(Zapisy o tym, gdzie pojawiają się elementy)
---

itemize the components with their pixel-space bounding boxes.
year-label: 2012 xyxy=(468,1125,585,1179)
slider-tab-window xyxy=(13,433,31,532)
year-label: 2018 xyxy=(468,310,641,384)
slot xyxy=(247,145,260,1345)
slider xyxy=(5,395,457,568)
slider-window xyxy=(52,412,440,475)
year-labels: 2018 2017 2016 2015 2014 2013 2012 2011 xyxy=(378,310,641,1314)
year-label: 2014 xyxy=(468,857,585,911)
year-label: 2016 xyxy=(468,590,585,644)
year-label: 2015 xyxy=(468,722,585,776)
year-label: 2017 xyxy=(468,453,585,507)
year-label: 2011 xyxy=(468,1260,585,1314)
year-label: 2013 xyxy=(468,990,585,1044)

---

[Polecenie]
Ułóż powyższe linie w tabelę Markdown z dwiema kolumnami: „Nr” z kolejnym numerem i „Linia” z jej treścią. Puste linie pomiń.

[Wynik ćwiczenia]
| Nr | Linia |
|---|---|
| 1 | itemize the components with their pixel-space bounding boxes. |
| 2 | year-label: 2012 xyxy=(468,1125,585,1179) |
| 3 | slider-tab-window xyxy=(13,433,31,532) |
| 4 | year-label: 2018 xyxy=(468,310,641,384) |
| 5 | slot xyxy=(247,145,260,1345) |
| 6 | slider xyxy=(5,395,457,568) |
| 7 | slider-window xyxy=(52,412,440,475) |
| 8 | year-labels: 2018 2017 2016 2015 2014 2013 2012 2011 xyxy=(378,310,641,1314) |
| 9 | year-label: 2014 xyxy=(468,857,585,911) |
| 10 | year-label: 2016 xyxy=(468,590,585,644) |
| 11 | year-label: 2015 xyxy=(468,722,585,776) |
| 12 | year-label: 2017 xyxy=(468,453,585,507) |
| 13 | year-label: 2011 xyxy=(468,1260,585,1314) |
| 14 | year-label: 2013 xyxy=(468,990,585,1044) |